--- START MATERIALS PROVIDED ---

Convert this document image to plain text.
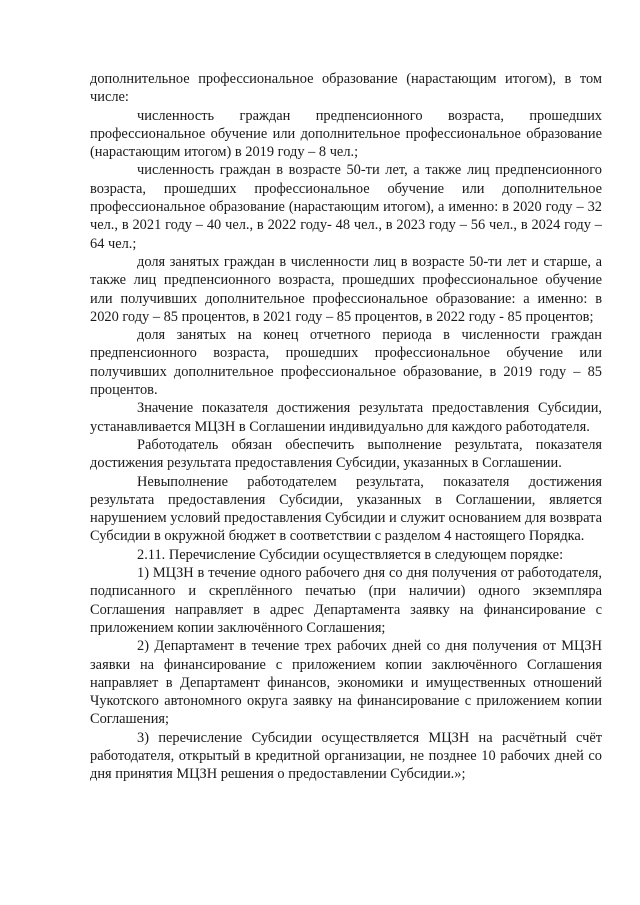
дополнительное профессиональное образование (нарастающим итогом), в том числе:

численность граждан предпенсионного возраста, прошедших профессиональное обучение или дополнительное профессиональное образование (нарастающим итогом) в 2019 году – 8 чел.;

численность граждан в возрасте 50-ти лет, а также лиц предпенсионного возраста, прошедших профессиональное обучение или дополнительное профессиональное образование (нарастающим итогом), а именно: в 2020 году – 32 чел., в 2021 году – 40 чел., в 2022 году- 48 чел., в 2023 году – 56 чел., в 2024 году – 64 чел.;

доля занятых граждан в численности лиц в возрасте 50-ти лет и старше, а также лиц предпенсионного возраста, прошедших профессиональное обучение или получивших дополнительное профессиональное образование: а именно: в 2020 году – 85 процентов, в 2021 году – 85 процентов, в 2022 году - 85 процентов;

доля занятых на конец отчетного периода в численности граждан предпенсионного возраста, прошедших профессиональное обучение или получивших дополнительное профессиональное образование, в 2019 году – 85 процентов.

Значение показателя достижения результата предоставления Субсидии, устанавливается МЦЗН в Соглашении индивидуально для каждого работодателя.

Работодатель обязан обеспечить выполнение результата, показателя достижения результата предоставления Субсидии, указанных в Соглашении.

Невыполнение работодателем результата, показателя достижения результата предоставления Субсидии, указанных в Соглашении, является нарушением условий предоставления Субсидии и служит основанием для возврата Субсидии в окружной бюджет в соответствии с разделом 4 настоящего Порядка.

2.11. Перечисление Субсидии осуществляется в следующем порядке:

1) МЦЗН в течение одного рабочего дня со дня получения от работодателя, подписанного и скреплённого печатью (при наличии) одного экземпляра Соглашения направляет в адрес Департамента заявку на финансирование с приложением копии заключённого Соглашения;

2) Департамент в течение трех рабочих дней со дня получения от МЦЗН заявки на финансирование с приложением копии заключённого Соглашения направляет в Департамент финансов, экономики и имущественных отношений Чукотского автономного округа заявку на финансирование с приложением копии Соглашения;

3) перечисление Субсидии осуществляется МЦЗН на расчётный счёт работодателя, открытый в кредитной организации, не позднее 10 рабочих дней со дня принятия МЦЗН решения о предоставлении Субсидии.»;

--- END MATERIALS PROVIDED ---

▶ _GIVEN TASK_
Pick out lines containing the word "осуществляется", each one as written.

▶ _RESULT_
2.11. Перечисление Субсидии осуществляется в следующем порядке:
3) перечисление Субсидии осуществляется МЦЗН на расчётный счёт работодателя, открытый в кредитной организации, не позднее 10 рабочих дней со дня принятия МЦЗН решения о предоставлении Субсидии.»;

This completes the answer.